Collected data entries:
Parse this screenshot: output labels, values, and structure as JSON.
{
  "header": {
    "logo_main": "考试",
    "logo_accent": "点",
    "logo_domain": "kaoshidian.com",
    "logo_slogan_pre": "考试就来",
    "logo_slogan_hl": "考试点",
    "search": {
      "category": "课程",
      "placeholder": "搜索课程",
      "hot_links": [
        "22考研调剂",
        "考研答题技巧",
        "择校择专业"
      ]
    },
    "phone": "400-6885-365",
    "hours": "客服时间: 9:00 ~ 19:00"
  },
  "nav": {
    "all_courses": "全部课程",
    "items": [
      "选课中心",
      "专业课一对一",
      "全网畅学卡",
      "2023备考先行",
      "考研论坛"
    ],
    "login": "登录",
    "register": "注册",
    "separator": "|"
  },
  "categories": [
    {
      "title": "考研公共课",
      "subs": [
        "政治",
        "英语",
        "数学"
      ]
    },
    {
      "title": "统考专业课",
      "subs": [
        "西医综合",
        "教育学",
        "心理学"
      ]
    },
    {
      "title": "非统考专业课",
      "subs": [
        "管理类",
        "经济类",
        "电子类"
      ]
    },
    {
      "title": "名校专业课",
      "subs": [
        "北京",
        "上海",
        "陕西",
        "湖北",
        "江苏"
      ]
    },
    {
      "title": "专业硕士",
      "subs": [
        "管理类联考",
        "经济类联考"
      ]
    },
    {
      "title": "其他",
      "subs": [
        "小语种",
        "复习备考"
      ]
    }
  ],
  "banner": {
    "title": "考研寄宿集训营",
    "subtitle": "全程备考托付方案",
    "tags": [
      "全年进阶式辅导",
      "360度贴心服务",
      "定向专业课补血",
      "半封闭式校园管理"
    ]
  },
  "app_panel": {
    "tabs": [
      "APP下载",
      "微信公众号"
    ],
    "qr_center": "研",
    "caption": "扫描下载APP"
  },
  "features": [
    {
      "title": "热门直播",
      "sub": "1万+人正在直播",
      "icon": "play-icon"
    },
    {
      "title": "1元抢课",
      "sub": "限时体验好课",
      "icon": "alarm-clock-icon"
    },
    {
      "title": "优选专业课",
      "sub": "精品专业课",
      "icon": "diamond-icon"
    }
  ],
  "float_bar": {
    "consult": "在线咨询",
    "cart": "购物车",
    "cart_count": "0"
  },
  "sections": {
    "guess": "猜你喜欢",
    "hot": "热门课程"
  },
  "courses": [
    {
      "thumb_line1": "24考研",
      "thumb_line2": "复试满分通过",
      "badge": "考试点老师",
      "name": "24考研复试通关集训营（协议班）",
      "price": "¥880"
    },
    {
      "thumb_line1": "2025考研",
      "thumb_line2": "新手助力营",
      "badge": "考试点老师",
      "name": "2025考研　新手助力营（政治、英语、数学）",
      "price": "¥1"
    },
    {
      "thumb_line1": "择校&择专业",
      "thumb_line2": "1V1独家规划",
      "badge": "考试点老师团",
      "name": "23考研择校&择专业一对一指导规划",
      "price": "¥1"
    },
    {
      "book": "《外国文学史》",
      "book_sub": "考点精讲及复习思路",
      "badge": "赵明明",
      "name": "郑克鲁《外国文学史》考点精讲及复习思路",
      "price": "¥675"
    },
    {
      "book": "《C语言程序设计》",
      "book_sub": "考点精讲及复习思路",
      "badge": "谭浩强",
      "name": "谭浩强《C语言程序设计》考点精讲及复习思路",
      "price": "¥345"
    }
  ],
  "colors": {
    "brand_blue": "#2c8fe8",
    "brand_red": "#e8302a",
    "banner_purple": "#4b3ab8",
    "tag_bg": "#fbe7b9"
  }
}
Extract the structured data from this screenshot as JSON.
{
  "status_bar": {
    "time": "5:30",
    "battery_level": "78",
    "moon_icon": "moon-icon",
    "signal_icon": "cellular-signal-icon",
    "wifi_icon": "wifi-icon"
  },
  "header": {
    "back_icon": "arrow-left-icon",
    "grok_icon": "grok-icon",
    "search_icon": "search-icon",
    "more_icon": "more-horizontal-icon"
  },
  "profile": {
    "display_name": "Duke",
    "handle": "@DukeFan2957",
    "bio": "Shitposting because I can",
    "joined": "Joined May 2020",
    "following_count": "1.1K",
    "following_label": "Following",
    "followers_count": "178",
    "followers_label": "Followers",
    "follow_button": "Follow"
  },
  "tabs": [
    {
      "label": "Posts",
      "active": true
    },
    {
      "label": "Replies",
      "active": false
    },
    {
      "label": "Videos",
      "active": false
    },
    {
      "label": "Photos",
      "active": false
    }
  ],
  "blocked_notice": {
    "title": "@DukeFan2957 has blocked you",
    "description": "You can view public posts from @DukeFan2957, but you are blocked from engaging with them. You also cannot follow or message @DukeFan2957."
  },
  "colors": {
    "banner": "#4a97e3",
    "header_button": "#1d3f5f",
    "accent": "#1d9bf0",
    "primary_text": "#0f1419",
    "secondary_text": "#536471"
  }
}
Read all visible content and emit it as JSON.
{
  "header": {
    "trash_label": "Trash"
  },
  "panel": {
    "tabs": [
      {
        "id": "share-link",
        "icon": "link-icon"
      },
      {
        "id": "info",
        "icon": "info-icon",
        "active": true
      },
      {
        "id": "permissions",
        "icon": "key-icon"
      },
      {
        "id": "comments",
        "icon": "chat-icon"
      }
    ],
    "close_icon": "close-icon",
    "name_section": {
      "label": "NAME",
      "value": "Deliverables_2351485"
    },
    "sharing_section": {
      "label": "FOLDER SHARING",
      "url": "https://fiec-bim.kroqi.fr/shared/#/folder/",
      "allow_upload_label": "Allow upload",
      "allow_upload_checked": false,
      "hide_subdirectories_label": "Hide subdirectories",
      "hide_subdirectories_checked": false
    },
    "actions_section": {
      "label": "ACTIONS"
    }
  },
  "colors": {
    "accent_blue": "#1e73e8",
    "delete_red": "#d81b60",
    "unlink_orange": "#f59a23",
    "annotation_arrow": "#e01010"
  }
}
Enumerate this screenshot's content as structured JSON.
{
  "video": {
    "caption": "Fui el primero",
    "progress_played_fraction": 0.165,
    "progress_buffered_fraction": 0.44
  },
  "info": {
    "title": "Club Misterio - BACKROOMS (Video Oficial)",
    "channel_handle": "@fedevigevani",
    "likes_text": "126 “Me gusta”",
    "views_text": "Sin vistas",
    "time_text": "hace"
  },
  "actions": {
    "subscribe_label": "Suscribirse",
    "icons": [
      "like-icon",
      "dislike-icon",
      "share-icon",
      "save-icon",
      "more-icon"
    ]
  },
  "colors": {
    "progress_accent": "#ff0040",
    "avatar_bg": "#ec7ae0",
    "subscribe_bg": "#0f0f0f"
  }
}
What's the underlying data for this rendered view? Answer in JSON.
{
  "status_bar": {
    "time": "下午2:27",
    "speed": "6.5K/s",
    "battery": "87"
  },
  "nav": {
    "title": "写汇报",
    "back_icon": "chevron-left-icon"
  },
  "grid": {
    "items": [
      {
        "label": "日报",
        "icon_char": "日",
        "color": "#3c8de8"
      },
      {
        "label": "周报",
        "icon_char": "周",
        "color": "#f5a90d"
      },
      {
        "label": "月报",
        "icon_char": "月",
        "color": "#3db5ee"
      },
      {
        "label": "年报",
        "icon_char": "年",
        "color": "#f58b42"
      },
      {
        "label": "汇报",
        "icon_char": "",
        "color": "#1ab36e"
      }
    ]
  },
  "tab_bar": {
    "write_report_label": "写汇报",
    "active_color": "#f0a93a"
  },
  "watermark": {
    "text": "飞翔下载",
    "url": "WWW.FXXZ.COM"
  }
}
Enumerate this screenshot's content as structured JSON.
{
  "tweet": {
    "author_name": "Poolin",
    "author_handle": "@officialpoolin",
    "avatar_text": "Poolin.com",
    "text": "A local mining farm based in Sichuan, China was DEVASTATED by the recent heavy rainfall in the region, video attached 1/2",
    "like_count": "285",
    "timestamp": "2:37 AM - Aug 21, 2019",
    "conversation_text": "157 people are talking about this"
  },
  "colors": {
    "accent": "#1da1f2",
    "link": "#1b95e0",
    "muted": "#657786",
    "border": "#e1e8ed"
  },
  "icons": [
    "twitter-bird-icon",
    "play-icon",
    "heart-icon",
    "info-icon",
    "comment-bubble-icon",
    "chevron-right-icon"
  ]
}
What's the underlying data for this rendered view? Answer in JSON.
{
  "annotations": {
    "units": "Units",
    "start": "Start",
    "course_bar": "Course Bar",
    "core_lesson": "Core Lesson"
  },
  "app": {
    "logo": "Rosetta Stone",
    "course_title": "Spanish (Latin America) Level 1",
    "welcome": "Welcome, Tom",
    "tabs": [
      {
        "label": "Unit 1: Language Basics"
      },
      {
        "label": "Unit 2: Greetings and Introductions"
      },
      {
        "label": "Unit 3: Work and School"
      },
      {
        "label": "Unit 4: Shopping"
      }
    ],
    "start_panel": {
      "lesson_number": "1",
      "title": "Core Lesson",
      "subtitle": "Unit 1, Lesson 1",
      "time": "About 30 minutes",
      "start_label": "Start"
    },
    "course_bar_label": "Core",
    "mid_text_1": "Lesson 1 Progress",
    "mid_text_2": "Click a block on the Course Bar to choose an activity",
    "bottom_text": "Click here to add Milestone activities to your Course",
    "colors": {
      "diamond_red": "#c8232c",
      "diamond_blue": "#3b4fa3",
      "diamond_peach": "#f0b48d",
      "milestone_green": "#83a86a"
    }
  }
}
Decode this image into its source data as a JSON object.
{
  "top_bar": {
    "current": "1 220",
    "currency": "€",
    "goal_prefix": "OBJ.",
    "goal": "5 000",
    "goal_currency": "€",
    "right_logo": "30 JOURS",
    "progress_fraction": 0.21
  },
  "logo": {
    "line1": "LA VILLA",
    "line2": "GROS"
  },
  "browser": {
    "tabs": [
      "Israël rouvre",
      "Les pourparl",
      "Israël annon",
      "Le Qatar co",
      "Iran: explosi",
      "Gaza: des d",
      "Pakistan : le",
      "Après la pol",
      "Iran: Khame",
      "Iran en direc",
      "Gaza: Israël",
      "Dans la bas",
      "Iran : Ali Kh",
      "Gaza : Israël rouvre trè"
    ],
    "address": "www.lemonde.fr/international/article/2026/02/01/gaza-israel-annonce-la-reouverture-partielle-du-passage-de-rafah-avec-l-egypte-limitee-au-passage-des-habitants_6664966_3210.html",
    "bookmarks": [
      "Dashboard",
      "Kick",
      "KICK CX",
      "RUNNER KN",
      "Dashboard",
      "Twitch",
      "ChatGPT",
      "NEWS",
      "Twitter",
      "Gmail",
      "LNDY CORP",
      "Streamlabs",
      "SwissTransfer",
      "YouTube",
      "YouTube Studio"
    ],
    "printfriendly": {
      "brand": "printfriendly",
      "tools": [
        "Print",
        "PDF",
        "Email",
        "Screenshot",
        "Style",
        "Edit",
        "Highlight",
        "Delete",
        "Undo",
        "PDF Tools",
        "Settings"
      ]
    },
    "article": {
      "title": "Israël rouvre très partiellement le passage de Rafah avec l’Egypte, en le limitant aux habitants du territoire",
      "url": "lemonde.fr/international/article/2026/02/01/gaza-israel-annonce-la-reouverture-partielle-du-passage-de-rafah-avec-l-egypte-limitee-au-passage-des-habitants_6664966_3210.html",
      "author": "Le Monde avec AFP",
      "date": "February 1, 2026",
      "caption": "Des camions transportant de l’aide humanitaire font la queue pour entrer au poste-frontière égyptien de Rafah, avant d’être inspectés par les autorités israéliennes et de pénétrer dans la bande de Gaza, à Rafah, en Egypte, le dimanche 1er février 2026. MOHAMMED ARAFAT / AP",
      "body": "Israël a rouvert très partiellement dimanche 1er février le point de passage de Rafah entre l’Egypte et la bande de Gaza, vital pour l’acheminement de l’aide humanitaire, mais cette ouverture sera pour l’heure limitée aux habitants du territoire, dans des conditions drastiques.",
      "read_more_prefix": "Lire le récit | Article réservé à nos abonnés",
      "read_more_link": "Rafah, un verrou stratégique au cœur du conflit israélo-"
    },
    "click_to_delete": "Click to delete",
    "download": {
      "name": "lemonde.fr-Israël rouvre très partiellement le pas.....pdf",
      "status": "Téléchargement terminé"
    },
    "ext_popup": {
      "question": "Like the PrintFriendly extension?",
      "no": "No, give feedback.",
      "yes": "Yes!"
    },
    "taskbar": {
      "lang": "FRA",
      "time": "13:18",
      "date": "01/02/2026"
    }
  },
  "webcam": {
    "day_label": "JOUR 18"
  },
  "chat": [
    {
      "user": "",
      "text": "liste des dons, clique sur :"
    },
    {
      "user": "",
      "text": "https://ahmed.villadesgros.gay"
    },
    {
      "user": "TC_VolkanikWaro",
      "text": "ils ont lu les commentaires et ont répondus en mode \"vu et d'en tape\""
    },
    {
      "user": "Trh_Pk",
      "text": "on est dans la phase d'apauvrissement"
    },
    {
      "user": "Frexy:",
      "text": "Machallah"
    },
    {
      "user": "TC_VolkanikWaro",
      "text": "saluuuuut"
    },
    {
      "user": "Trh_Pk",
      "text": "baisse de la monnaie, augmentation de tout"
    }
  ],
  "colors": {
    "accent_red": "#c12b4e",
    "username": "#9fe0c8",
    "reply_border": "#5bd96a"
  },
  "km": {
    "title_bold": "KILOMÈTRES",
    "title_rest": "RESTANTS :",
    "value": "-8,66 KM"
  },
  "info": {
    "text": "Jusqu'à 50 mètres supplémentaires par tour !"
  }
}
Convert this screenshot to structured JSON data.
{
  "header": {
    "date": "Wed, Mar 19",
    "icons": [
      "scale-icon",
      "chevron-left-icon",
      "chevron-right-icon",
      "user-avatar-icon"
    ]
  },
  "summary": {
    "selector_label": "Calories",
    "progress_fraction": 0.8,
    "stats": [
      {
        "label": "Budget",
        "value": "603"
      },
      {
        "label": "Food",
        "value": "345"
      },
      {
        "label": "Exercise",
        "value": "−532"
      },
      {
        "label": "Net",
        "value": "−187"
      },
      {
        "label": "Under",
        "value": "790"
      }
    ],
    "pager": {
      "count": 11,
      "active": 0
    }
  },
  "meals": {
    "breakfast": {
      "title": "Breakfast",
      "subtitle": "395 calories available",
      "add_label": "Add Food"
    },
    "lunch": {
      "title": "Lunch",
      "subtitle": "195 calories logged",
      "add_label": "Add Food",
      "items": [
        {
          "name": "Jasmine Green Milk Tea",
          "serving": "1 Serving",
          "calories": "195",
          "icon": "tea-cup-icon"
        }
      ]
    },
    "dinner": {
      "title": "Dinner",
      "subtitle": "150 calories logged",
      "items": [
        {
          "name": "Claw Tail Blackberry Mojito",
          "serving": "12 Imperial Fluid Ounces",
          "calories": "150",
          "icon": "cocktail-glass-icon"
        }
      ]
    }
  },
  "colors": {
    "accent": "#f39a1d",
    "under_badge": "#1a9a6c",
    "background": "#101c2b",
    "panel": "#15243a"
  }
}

**REQUIREMENT**
Copy each line from the records above that includes the string "外国文学史".

**REPLY**
      "book": "《外国文学史》",
      "name": "郑克鲁《外国文学史》考点精讲及复习思路",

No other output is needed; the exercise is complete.